* WRITTEN EXERCISE *
Copy out the records precisely, omitting pictures.

* DATASET ENTRIES *
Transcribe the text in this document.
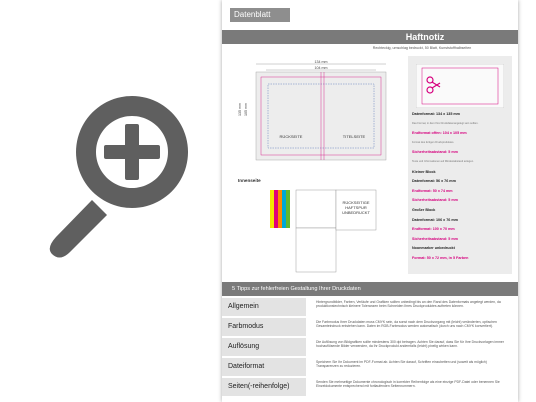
Datenblatt
Haftnotiz
Rechteckig, umschlag bedruckt, 50 Blatt, Kunststoffhalbseiten
134 mm
104 mm
135 mm 105 mm
RÜCKSEITE	TITELSEITE
Datenformat: 134 x 135 mm
Das Format, in dem Ihre Druckdatenangelegt sein sollten.
Endformat offen: 104 x 105 mm
Format des fertigen Druckproduktes.
Sicherheitsabstand: 5 mm
Texte und Informationen auf Mindestabstand anlegen.
Kleiner Block
Datenformat: 56 x 76 mm
Endformat: 50 x 74 mm
Sicherheitsabstand: 5 mm
Großer Block
Datenformat: 106 x 76 mm
Endformat: 100 x 70 mm
Sicherheitsabstand: 5 mm
Noonmarker unbedruckt
Format: 50 x 72 mm, in 5 Farben
Innenseite
RÜCKSEITIGE
HAFTSPUR
UNBEDRUCKT
5 Tipps zur fehlerfreien Gestaltung Ihrer Druckdaten
Allgemein
Hintergrundbilder, Farben, Verläufe und Grafiken sollten unbedingt bis an den Rand des Datenformats angelegt werden, da produktionstechnisch kleinere Toleranzen beim Schneiden Ihres Druckproduktes auftreten können.
Farbmodus
Die Farbmodus Ihrer Druckdaten muss CMYK sein, da sonst nach dem Druckvorgang mit (leicht) veränderten, optischen Gesamteindruck entstehen kann. Daten im RGB-Farbmodus werden automatisch (durch uns nach CMYK konvertiert).
Auflösung
Die Auflösung von Bildgrafiken sollte mindestens 300 dpi betragen. Achten Sie darauf, dass Sie für Ihre Druckvorlagen immer hochauflösende Bilder verwenden, da Ihr Druckprodukt andernfalls (leicht) pixelig wirken kann.
Dateiformat
Speichern Sie Ihr Dokument im PDF-Format ab. Achten Sie darauf, Schriften einzubetten und (soweit als möglich) Transparenzen zu reduzieren.
Seiten(-reihenfolge)
Senden Sie mehrseitige Dokumente chronologisch in korrekter Reihenfolge als eine einzige PDF-Datei oder benennen Sie Einzeldokumente entsprechend mit fortlaufenden Seitennummern.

* THE REPLY *
Transcribe the text in this document.
Datenblatt
Haftnotiz
Rechteckig, umschlag bedruckt, 50 Blatt, Kunststoffhalbseiten
134 mm
104 mm
135 mm 105 mm
RÜCKSEITE	TITELSEITE
Datenformat: 134 x 135 mm
Das Format, in dem Ihre Druckdatenangelegt sein sollten.
Endformat offen: 104 x 105 mm
Format des fertigen Druckproduktes.
Sicherheitsabstand: 5 mm
Texte und Informationen auf Mindestabstand anlegen.
Kleiner Block
Datenformat: 56 x 76 mm
Endformat: 50 x 74 mm
Sicherheitsabstand: 5 mm
Großer Block
Datenformat: 106 x 76 mm
Endformat: 100 x 70 mm
Sicherheitsabstand: 5 mm
Noonmarker unbedruckt
Format: 50 x 72 mm, in 5 Farben
Innenseite
RÜCKSEITIGE
HAFTSPUR
UNBEDRUCKT
5 Tipps zur fehlerfreien Gestaltung Ihrer Druckdaten
Allgemein
Hintergrundbilder, Farben, Verläufe und Grafiken sollten unbedingt bis an den Rand des Datenformats angelegt werden, da produktionstechnisch kleinere Toleranzen beim Schneiden Ihres Druckproduktes auftreten können.
Farbmodus
Die Farbmodus Ihrer Druckdaten muss CMYK sein, da sonst nach dem Druckvorgang mit (leicht) veränderten, optischen Gesamteindruck entstehen kann. Daten im RGB-Farbmodus werden automatisch (durch uns nach CMYK konvertiert).
Auflösung
Die Auflösung von Bildgrafiken sollte mindestens 300 dpi betragen. Achten Sie darauf, dass Sie für Ihre Druckvorlagen immer hochauflösende Bilder verwenden, da Ihr Druckprodukt andernfalls (leicht) pixelig wirken kann.
Dateiformat
Speichern Sie Ihr Dokument im PDF-Format ab. Achten Sie darauf, Schriften einzubetten und (soweit als möglich) Transparenzen zu reduzieren.
Seiten(-reihenfolge)
Senden Sie mehrseitige Dokumente chronologisch in korrekter Reihenfolge als eine einzige PDF-Datei oder benennen Sie Einzeldokumente entsprechend mit fortlaufenden Seitennummern.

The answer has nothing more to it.